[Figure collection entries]
- - - -
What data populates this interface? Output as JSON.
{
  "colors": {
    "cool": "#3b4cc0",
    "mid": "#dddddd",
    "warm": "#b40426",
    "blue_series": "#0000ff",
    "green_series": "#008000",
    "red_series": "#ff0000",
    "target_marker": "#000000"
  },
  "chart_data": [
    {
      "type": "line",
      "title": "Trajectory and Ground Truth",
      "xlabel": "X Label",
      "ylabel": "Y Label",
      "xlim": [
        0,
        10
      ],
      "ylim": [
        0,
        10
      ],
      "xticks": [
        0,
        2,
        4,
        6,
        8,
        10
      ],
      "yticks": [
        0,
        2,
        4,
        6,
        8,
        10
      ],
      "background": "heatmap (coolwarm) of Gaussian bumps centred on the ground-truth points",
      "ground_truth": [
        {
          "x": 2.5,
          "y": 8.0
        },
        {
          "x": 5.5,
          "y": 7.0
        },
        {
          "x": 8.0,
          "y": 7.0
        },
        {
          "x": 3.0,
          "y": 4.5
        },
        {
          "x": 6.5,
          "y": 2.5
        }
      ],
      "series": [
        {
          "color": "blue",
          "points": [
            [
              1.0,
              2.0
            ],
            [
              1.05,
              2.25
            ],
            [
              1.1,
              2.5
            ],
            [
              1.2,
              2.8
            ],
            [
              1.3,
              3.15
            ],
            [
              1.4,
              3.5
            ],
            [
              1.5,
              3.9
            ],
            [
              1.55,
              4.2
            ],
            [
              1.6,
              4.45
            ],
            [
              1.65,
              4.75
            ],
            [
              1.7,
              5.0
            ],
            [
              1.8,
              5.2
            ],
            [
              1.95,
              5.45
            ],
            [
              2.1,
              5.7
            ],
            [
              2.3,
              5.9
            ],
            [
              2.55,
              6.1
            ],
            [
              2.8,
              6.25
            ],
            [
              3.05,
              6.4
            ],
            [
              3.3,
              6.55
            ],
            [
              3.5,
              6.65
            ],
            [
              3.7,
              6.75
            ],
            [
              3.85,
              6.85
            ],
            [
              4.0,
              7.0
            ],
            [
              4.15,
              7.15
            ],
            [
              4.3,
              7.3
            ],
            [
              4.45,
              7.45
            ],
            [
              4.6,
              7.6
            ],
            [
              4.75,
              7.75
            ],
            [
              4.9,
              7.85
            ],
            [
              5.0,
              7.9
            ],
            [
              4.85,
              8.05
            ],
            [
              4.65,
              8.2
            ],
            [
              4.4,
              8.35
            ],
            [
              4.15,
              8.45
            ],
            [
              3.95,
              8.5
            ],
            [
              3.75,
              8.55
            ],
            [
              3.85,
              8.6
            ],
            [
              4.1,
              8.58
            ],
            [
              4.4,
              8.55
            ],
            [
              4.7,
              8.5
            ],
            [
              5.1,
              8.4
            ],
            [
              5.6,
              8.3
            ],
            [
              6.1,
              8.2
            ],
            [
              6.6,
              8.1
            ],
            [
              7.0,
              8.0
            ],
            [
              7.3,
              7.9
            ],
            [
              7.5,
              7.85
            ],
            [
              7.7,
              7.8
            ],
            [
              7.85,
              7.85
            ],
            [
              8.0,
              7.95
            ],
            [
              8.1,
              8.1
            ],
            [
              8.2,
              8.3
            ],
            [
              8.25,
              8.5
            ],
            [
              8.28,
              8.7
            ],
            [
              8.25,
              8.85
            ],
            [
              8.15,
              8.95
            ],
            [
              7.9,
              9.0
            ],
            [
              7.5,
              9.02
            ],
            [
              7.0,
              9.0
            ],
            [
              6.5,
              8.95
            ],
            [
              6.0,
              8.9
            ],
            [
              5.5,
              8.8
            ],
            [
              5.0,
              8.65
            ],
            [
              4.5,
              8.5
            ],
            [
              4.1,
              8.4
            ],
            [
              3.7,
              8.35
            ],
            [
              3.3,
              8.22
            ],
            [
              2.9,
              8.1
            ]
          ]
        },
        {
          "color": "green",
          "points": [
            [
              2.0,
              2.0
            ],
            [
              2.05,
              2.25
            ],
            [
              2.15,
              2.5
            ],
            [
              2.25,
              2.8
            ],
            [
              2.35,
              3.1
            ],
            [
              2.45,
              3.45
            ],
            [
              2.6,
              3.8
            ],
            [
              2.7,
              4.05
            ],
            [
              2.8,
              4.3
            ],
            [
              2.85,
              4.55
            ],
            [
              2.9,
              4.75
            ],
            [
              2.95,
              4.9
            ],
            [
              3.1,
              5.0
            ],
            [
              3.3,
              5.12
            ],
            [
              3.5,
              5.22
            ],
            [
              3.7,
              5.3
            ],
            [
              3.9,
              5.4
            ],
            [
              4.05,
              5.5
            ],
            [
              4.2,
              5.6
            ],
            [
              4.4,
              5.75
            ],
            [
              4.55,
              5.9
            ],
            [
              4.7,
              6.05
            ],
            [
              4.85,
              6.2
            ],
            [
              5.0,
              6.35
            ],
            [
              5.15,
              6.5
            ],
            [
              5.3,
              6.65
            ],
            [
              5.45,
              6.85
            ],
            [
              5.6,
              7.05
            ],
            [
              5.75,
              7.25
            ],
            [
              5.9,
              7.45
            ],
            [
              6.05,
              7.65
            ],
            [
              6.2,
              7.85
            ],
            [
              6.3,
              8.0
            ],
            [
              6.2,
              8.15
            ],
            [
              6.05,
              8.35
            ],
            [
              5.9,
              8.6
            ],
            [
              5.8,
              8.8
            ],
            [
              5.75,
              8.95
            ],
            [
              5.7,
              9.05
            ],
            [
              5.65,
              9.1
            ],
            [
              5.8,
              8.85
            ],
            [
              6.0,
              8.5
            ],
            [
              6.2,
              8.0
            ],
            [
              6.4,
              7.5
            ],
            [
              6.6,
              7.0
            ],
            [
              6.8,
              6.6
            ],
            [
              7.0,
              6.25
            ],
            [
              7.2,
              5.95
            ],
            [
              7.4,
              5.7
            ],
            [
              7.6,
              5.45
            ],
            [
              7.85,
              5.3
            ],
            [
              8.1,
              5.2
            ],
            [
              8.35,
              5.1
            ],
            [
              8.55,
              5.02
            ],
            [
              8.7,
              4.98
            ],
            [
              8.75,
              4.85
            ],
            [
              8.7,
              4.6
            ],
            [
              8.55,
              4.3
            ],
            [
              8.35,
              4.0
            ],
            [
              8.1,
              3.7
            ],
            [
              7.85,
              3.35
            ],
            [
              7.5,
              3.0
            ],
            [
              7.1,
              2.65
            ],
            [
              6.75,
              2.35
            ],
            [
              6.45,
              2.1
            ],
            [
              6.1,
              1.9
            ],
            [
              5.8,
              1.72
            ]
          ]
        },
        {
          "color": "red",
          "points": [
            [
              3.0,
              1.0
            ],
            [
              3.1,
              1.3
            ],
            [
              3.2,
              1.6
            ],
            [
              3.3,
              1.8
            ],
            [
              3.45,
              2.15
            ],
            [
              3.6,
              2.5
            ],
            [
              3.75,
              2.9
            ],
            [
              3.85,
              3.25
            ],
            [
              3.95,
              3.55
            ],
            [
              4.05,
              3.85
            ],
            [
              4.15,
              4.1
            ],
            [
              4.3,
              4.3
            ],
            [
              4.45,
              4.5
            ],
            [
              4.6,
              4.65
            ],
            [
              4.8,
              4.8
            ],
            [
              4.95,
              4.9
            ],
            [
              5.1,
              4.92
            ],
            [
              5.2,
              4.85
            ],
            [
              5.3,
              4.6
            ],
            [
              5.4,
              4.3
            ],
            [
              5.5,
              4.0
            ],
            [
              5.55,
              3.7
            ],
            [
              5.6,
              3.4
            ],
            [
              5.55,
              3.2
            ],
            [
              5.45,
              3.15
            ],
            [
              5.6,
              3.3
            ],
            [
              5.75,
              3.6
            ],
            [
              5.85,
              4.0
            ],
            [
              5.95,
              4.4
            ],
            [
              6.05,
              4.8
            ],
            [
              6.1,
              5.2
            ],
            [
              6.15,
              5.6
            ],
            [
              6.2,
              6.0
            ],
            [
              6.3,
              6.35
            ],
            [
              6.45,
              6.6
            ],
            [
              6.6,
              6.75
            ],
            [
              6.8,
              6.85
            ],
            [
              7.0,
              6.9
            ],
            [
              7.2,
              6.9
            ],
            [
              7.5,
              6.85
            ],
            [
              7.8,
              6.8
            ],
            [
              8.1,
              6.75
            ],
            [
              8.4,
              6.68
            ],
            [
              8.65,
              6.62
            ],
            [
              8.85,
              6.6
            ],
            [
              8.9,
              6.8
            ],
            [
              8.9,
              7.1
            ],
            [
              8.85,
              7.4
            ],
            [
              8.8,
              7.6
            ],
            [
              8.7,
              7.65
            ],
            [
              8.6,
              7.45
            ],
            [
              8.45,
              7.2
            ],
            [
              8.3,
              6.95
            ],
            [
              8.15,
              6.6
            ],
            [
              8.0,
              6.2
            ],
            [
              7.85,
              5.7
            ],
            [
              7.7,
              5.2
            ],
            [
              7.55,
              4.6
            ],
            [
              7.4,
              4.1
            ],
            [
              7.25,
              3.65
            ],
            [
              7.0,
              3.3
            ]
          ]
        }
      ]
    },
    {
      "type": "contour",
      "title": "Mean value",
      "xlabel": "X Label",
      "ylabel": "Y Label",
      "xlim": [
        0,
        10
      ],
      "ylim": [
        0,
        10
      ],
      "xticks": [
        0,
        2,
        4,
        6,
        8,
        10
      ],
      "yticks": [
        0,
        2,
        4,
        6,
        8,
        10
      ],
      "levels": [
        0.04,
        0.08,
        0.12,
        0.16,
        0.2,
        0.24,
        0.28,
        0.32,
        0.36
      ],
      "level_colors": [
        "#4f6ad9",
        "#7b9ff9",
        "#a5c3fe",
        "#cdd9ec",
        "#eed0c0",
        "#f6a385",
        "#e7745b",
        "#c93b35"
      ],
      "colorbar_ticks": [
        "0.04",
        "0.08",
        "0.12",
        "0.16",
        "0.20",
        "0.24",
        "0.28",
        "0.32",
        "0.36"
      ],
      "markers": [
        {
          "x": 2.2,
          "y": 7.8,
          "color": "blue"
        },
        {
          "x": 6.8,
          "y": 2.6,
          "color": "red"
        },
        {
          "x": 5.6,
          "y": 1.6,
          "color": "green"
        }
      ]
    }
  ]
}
- - - -
● **Direction**:
List each line of the entries that holds the string "title".

● **Task result**:
      "title": "Trajectory and Ground Truth",
      "title": "Mean value",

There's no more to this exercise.